* **What is required**
Copy out each line that includes the word "this".

Structured figure records:

===

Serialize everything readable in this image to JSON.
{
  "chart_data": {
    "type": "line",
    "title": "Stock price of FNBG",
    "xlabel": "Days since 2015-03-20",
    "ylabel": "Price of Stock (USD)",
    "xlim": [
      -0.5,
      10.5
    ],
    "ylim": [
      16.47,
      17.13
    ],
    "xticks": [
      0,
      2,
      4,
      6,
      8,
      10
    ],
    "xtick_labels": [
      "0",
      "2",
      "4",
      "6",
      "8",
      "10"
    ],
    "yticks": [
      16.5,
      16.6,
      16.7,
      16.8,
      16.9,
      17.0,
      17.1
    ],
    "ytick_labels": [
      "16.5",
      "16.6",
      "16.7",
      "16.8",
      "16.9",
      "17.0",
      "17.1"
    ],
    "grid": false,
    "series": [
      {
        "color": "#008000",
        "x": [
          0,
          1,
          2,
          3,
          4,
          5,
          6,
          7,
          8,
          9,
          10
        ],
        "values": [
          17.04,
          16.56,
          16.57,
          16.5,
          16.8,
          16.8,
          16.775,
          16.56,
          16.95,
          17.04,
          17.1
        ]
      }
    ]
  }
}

===

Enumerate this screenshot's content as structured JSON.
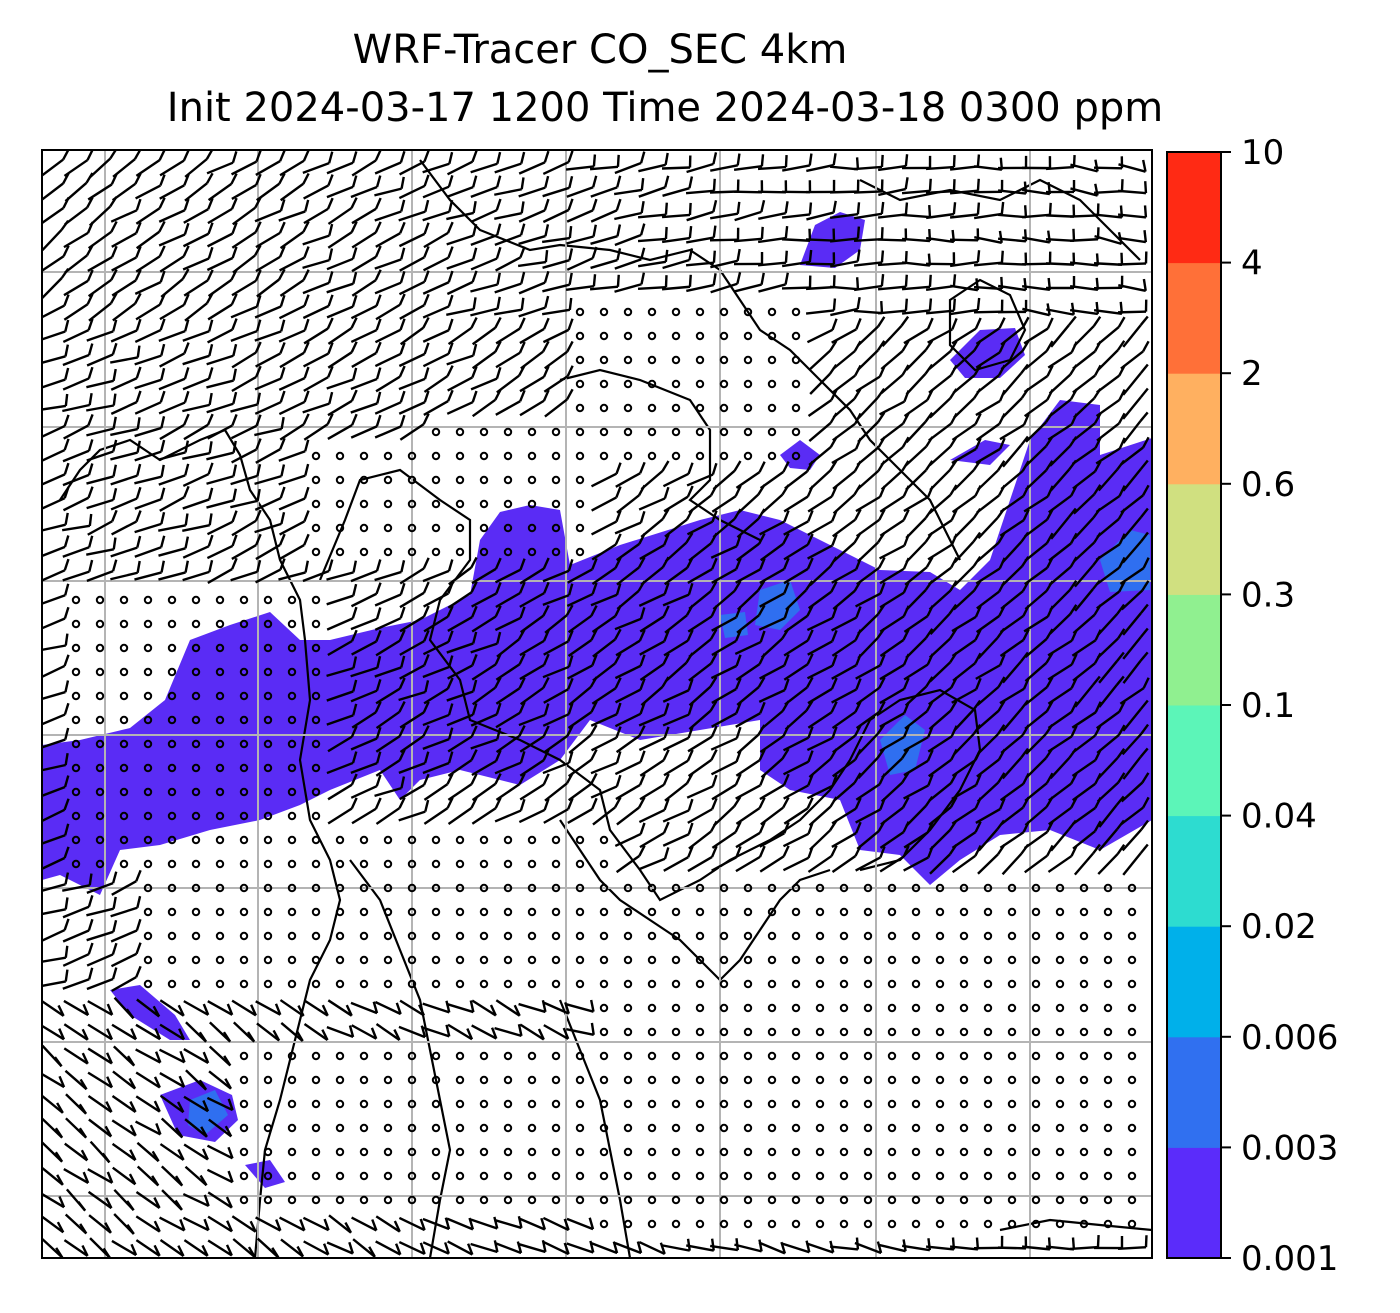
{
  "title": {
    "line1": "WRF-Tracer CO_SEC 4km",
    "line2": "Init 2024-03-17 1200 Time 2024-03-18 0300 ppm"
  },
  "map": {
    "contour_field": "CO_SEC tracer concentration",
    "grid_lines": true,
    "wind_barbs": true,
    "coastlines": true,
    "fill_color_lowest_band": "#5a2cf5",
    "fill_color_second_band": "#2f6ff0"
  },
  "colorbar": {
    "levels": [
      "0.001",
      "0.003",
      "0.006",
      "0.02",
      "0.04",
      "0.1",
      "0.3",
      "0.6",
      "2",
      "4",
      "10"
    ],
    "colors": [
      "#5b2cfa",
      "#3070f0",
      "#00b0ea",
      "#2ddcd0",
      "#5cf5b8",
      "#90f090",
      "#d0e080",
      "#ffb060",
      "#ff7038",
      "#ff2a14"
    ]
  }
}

===

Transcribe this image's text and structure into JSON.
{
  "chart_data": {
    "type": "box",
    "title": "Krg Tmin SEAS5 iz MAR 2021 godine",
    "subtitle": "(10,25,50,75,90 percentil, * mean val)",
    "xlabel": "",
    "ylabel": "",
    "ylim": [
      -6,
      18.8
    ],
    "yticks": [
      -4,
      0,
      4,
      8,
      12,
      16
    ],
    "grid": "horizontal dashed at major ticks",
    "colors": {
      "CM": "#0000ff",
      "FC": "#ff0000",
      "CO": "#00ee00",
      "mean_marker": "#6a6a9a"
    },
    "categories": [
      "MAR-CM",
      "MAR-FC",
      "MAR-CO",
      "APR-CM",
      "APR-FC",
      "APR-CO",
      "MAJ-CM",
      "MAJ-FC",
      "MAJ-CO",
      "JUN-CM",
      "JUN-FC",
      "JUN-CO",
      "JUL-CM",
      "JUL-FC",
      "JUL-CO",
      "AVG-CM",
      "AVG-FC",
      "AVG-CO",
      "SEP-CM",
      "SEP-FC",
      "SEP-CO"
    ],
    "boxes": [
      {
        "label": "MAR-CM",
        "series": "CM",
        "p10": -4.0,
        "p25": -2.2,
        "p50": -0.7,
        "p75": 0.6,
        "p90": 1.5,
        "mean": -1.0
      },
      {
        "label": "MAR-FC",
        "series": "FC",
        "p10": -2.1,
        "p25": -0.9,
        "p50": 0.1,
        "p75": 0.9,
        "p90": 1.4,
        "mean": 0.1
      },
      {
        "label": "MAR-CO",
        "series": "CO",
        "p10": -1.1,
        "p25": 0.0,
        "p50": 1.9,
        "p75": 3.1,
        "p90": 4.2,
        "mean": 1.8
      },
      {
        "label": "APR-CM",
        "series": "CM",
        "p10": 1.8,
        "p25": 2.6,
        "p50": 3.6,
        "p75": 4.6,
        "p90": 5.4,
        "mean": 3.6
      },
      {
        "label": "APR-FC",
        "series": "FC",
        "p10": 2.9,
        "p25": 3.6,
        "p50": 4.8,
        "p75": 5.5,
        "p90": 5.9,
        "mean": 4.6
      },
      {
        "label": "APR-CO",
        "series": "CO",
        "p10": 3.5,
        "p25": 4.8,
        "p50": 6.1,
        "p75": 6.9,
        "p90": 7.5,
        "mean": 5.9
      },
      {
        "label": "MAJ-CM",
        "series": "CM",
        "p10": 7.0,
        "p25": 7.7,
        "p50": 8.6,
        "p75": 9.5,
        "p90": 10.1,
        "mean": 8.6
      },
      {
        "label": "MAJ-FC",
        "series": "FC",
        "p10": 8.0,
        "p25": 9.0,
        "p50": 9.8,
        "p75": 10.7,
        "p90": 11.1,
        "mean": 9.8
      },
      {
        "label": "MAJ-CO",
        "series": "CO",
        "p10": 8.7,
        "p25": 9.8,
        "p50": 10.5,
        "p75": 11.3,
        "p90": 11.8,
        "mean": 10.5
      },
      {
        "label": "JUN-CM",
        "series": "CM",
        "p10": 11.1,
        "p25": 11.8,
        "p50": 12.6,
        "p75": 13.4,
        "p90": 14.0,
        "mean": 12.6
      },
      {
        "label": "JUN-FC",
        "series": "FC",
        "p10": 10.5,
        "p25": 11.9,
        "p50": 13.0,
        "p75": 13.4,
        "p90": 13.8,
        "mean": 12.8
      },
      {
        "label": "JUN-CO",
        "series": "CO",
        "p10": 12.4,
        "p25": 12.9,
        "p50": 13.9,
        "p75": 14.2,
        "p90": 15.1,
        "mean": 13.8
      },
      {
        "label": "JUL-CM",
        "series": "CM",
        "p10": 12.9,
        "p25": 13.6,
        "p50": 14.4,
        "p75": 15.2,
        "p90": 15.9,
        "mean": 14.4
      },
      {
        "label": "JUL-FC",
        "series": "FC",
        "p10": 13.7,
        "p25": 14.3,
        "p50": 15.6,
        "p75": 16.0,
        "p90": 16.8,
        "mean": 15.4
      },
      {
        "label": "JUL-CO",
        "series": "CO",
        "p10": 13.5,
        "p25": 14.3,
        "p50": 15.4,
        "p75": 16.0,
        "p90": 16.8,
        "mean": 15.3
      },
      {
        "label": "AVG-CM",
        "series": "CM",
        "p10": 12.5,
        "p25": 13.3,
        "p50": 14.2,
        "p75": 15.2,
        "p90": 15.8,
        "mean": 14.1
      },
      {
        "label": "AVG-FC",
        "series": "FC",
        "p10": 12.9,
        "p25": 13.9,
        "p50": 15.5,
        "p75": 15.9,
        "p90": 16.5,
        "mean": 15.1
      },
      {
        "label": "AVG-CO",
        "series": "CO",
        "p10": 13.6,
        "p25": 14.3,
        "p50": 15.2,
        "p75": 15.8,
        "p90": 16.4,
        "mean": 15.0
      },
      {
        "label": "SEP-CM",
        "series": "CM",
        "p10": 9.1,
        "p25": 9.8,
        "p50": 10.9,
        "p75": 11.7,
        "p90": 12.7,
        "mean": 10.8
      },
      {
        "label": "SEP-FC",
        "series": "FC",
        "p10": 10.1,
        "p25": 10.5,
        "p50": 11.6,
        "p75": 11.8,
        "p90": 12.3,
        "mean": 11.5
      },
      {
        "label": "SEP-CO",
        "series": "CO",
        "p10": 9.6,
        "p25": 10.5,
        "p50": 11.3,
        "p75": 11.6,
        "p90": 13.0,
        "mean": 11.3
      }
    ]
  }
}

===

* **Solution below**
Serialize everything readable in this image to JSON.
Enumerate this screenshot's content as structured JSON.
Transcribe this image's text and structure into JSON.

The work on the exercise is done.